* EXERCISE REQUIREMENTS:
List the stretch from the line containing "colorbar-tick-label: 27 <box>568" through the line containing "swh-value-track2: 6.86 <box>471" as a JSON array of strings, one string per line, with blank lines omitted.

┌────────

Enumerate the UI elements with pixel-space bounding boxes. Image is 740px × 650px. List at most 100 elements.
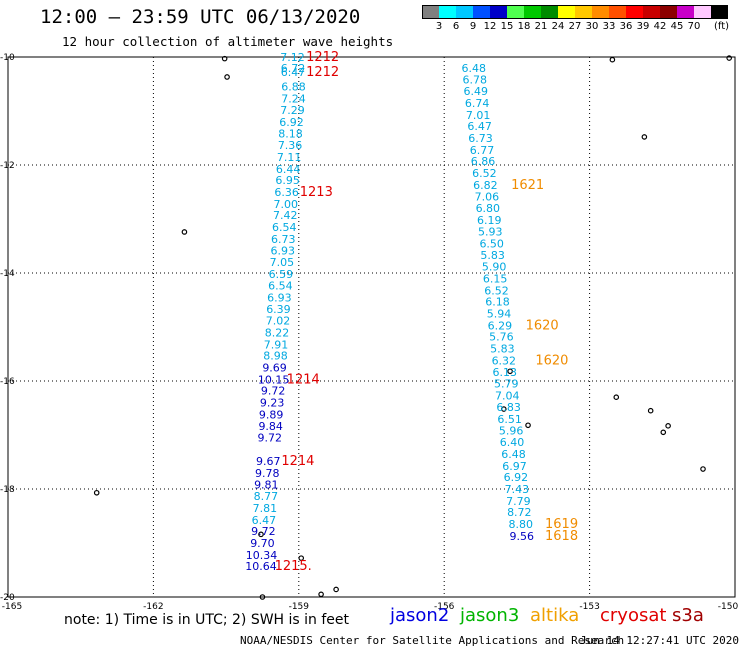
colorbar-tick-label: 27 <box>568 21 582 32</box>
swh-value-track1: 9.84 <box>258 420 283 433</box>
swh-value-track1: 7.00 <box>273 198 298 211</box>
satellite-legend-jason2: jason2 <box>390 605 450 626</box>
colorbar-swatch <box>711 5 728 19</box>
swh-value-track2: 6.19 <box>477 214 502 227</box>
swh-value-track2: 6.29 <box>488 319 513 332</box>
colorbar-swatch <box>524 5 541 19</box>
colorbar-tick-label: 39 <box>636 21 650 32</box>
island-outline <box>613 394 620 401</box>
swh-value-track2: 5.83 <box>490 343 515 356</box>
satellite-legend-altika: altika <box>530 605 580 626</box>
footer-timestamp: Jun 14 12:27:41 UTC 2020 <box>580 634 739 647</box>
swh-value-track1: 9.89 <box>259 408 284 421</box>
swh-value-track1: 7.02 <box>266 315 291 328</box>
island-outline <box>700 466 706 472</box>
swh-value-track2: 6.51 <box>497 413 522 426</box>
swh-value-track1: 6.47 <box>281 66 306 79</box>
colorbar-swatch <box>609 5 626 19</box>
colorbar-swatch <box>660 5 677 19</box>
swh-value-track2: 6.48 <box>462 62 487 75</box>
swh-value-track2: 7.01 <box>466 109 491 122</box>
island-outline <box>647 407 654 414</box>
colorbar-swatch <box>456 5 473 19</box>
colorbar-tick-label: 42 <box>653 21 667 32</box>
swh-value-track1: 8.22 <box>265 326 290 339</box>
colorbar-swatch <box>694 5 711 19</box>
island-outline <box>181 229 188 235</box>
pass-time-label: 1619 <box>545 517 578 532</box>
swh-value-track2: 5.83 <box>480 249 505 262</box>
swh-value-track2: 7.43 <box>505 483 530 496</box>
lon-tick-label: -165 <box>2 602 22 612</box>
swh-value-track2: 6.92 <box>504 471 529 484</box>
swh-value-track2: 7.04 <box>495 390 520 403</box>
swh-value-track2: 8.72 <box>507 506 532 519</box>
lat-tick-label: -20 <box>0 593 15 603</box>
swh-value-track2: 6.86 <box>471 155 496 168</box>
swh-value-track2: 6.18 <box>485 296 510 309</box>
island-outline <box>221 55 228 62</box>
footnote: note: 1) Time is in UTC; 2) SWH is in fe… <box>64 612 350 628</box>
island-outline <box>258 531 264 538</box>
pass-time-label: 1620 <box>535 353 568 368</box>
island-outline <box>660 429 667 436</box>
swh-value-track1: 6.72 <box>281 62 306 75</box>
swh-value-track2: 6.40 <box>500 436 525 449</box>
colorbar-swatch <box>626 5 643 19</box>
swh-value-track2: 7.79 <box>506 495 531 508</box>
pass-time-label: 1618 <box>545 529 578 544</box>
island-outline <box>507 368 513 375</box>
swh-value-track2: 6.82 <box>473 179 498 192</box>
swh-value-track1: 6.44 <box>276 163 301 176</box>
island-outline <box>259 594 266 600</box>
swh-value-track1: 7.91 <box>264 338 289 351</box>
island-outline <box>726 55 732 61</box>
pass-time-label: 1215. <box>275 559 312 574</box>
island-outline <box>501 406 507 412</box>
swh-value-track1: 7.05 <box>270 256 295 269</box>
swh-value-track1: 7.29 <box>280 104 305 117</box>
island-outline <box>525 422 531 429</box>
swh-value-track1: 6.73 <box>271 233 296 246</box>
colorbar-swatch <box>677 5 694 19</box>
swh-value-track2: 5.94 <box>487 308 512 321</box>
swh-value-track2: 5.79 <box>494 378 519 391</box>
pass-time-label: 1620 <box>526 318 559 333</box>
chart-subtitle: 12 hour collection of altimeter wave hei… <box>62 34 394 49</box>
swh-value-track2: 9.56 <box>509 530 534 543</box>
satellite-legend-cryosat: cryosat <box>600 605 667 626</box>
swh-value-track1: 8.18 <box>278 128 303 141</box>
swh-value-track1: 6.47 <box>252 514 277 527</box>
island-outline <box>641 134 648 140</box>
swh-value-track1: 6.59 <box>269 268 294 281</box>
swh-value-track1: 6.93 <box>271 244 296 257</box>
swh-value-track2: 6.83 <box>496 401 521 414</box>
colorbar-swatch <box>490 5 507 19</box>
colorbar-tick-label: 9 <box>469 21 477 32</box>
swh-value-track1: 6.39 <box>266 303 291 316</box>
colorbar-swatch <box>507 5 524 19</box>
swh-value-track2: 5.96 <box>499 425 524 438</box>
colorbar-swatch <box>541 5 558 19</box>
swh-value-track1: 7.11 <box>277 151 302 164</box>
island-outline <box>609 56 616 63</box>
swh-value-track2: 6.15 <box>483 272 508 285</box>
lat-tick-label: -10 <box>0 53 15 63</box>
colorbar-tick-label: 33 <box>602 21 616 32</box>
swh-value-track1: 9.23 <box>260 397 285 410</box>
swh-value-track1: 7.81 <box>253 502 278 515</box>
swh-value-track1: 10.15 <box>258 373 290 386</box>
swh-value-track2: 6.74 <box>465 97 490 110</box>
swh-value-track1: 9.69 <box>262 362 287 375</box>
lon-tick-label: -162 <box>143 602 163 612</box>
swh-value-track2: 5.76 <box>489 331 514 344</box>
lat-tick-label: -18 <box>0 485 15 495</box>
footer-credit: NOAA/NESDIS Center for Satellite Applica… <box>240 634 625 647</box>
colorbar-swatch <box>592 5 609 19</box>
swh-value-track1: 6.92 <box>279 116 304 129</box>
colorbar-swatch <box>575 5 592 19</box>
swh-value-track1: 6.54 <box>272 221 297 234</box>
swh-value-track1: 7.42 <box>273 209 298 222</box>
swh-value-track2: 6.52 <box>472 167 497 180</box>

└────────

* OUTPUT BELOW:
[
  "colorbar-tick-label: 27 <box>568 21 582 32</box>",
  "swh-value-track1: 9.84 <box>258 420 283 433</box>",
  "swh-value-track1: 7.00 <box>273 198 298 211</box>",
  "satellite-legend-jason2: jason2 <box>390 605 450 626</box>",
  "colorbar-swatch <box>711 5 728 19</box>",
  "swh-value-track2: 6.19 <box>477 214 502 227</box>",
  "swh-value-track2: 6.29 <box>488 319 513 332</box>",
  "colorbar-swatch <box>524 5 541 19</box>",
  "colorbar-tick-label: 39 <box>636 21 650 32</box>",
  "island-outline <box>613 394 620 401</box>",
  "swh-value-track2: 5.83 <box>490 343 515 356</box>",
  "satellite-legend-altika: altika <box>530 605 580 626</box>",
  "footer-timestamp: Jun 14 12:27:41 UTC 2020 <box>580 634 739 647</box>",
  "swh-value-track1: 9.89 <box>259 408 284 421</box>",
  "swh-value-track1: 7.02 <box>266 315 291 328</box>",
  "island-outline <box>700 466 706 472</box>",
  "swh-value-track2: 6.51 <box>497 413 522 426</box>",
  "swh-value-track1: 6.47 <box>281 66 306 79</box>",
  "colorbar-swatch <box>609 5 626 19</box>",
  "colorbar-swatch <box>660 5 677 19</box>",
  "swh-value-track2: 6.48 <box>462 62 487 75</box>",
  "swh-value-track2: 7.01 <box>466 109 491 122</box>",
  "island-outline <box>647 407 654 414</box>",
  "colorbar-swatch <box>456 5 473 19</box>",
  "colorbar-tick-label: 42 <box>653 21 667 32</box>",
  "swh-value-track1: 8.22 <box>265 326 290 339</box>",
  "colorbar-swatch <box>694 5 711 19</box>",
  "island-outline <box>181 229 188 235</box>",
  "pass-time-label: 1619 <box>545 517 578 532</box>",
  "swh-value-track2: 5.83 <box>480 249 505 262</box>",
  "swh-value-track2: 7.43 <box>505 483 530 496</box>",
  "lon-tick-label: -165 <box>2 602 22 612</box>",
  "swh-value-track2: 6.92 <box>504 471 529 484</box>",
  "swh-value-track2: 7.04 <box>495 390 520 403</box>",
  "swh-value-track2: 8.72 <box>507 506 532 519</box>",
  "lat-tick-label: -20 <box>0 593 15 603</box>",
  "swh-value-track2: 6.86 <box>471 155 496 168</box>"
]